• _Given problem A_
Answer these questions from the post on Greece and Italy:
(i) Which two European countries does the writer name as bogged down in elections that yield no stable governments?
(ii) What three periods of constitutional crisis does the writer list for Greece?
(iii) In which years does the writer say Greece imposed a constitution from the top?
• _Given problem B_
In the post on Greece and Italy, substitute "Armenia" for "Israel" and write out the passage starting with "1) Impose an" and going on through "their political opinions.".
• _Given problem C_
Does each statement agree with the post on Greece and Italy? Answer yes or no, and quote the deciding words.
(i) Italy's only stable government since WWII came under Berlusconi.
(ii) The writer sees three ways to handle questions of power-sharing.
(iii) Greece had to deal with about a quarter of its population being refugees.

Juin wrote:What European country you have in mind? The two European countries, bogged down in endless elections that yield no stable governments, that come to my mind are Greece and Italy. With the exception of Berluscuoni Italy cannot boast a stable government since WWII.
In Greece, in almost every election cycle parties have attempted to change the thresholds and seat allocation, after several attempts to stabilise the situation, a consensus eventually forms. The same principle applies to ideologies confronting each other on the field.
Greece has had 3 periods of constitutional crises. The 1850-1906 period when Greece had, I don't know a stupid number of governments perhaps over 100 in total. Then another crisis between 1922-1950 and again between 2010-2015. Every time progress happens until eventually the landscape stabilises and politicians learn to work with each other instead of just politicking.
I think the natural evolution way is the best way to achieve this...
In these complicated questions that have to do with power-sharing essentially there are only 2 ways to go about doing it.
1) Impose an 'excellent' constitution from the top emulating the best practices of the times from other countries. This sounds good in theory(and it is essentially what Greece did in 1828, 1850 and 1906) but in practise it always fails because a national community is an organic living thing, it does not like casts however perfect they may be. Especially in our 2 countries where there are different sub-ethnic-groups of the same ethnicity. Greece like Israel had to deal with over half of its population being a refugee(from various and distant places) for several decades, it is a feat to integrate them and their political opinions.

• _Data_
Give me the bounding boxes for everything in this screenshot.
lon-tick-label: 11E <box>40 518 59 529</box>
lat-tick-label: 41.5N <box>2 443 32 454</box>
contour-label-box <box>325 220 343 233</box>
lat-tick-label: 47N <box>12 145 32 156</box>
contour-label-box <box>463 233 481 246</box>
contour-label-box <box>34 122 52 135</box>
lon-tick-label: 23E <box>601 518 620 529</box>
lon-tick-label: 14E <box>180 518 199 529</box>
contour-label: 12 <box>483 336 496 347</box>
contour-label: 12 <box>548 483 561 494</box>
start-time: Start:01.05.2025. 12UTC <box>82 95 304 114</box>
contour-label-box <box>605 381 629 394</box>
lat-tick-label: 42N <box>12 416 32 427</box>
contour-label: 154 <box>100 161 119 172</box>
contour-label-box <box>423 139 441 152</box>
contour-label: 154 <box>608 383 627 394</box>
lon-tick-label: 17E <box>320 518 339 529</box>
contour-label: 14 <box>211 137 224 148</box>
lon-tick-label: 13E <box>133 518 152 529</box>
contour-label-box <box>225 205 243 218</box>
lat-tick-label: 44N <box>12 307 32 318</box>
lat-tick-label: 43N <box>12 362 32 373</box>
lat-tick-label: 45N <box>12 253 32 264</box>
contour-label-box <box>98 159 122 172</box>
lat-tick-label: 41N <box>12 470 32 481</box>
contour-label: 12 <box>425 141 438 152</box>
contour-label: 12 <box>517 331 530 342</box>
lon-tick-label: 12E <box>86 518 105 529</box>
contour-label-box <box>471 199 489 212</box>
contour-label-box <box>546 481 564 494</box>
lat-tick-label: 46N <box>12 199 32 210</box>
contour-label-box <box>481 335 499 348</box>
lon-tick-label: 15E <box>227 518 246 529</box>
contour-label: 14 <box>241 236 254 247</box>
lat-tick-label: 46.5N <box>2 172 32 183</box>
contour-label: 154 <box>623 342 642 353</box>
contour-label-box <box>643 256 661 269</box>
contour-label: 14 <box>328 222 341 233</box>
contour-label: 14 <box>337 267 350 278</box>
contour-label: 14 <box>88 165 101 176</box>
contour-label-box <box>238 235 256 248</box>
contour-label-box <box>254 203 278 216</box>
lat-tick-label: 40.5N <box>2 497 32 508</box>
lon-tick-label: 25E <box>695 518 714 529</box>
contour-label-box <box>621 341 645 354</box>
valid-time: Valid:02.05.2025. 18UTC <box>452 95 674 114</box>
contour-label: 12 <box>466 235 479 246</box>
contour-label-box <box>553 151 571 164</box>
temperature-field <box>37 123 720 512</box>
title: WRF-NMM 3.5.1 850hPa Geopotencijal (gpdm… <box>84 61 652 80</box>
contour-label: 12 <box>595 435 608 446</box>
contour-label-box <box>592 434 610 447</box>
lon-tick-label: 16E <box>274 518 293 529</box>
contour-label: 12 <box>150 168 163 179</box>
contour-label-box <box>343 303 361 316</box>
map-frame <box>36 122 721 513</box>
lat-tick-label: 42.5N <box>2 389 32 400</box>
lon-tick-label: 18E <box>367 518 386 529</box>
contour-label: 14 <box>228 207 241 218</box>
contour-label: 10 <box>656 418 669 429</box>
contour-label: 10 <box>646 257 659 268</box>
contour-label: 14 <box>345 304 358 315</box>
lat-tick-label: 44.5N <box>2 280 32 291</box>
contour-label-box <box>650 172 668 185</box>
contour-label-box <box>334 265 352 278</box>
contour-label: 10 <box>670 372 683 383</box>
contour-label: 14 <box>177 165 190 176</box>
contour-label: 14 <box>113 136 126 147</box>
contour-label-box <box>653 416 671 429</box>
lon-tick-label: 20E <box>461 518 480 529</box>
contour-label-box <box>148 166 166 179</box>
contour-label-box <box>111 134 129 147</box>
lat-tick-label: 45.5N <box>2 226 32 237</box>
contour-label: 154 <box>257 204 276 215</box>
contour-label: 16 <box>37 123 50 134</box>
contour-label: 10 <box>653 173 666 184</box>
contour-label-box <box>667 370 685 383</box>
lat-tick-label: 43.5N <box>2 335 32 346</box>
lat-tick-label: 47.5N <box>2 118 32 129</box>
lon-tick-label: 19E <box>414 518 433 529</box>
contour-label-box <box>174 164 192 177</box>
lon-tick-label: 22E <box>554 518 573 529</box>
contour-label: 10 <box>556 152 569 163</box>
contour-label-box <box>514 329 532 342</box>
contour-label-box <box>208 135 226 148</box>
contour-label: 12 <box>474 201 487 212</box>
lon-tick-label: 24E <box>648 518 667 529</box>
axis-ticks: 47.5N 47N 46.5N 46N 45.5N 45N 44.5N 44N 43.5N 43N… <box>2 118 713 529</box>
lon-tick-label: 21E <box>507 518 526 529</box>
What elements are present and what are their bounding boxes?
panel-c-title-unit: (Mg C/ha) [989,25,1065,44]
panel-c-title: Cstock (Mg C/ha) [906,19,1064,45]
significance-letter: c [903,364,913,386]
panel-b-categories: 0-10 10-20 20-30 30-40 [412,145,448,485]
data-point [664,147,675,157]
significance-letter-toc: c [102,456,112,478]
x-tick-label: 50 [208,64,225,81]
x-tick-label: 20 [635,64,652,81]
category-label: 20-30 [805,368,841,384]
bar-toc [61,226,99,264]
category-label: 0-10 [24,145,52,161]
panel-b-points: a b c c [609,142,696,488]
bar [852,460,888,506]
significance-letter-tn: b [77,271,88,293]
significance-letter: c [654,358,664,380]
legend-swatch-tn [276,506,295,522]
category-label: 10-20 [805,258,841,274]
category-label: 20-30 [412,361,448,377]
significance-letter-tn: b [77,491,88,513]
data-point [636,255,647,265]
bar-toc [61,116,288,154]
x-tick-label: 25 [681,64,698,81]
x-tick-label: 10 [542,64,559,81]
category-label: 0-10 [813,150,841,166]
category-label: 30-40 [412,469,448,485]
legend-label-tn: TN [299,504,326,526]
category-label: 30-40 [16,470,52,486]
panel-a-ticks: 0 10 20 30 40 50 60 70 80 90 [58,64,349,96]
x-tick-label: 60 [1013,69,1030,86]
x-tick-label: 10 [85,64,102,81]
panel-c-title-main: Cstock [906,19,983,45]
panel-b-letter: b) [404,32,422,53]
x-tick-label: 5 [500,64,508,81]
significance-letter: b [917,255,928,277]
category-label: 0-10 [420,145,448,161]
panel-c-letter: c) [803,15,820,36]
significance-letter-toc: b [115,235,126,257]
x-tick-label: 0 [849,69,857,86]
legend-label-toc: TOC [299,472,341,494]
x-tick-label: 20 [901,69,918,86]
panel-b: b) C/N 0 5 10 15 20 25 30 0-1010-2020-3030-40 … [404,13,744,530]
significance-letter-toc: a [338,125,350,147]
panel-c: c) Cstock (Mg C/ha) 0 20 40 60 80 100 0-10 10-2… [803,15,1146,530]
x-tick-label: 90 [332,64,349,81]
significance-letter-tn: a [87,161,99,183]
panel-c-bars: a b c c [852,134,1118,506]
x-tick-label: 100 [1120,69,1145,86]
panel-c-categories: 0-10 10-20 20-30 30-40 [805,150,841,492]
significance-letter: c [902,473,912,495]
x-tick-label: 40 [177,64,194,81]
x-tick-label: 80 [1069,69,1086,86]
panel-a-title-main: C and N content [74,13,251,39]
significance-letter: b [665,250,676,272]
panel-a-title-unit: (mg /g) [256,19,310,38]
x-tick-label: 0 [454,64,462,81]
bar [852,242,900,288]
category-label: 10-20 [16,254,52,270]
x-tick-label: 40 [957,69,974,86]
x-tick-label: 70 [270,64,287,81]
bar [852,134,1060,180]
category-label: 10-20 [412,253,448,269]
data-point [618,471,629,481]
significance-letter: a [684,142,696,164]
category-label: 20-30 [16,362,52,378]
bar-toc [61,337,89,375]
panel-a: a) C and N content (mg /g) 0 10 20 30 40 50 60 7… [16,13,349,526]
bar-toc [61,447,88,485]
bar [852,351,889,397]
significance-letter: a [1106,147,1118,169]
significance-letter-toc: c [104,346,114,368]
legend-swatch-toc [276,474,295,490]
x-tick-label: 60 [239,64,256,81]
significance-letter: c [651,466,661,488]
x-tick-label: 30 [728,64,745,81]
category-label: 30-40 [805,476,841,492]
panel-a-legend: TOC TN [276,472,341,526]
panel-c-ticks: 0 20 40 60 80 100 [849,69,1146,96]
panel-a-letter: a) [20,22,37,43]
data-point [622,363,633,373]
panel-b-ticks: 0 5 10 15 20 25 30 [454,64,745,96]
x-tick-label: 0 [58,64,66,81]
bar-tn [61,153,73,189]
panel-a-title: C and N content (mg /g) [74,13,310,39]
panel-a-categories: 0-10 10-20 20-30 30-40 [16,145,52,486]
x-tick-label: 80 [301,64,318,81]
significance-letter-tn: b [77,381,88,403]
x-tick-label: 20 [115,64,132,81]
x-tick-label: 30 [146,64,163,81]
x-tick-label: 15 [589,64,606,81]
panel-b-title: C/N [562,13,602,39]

• _Written answer A_
(i) Greece and Italy.
(ii) 1850-1906, 1922-1950, and 2010-2015.
(iii) 1828, 1850, and 1906.

• _Written answer B_
1) Impose an 'excellent' constitution from the top emulating the best practices of the times from other countries. This sounds good in theory(and it is essentially what Greece did in 1828, 1850 and 1906) but in practise it always fails because a national community is an organic living thing, it does not like casts however perfect they may be. Especially in our 2 countries where there are different sub-ethnic-groups of the same ethnicity. Greece like Armenia had to deal with over half of its population being a refugee(from various and distant places) for several decades, it is a feat to integrate them and their political opinions.

• _Written answer C_
(i) Yes: "With the exception of Berluscuoni Italy cannot boast a stable government since WWII."
(ii) No: "there are only 2 ways to go about doing it."
(iii) No: "over half of its population being a refugee"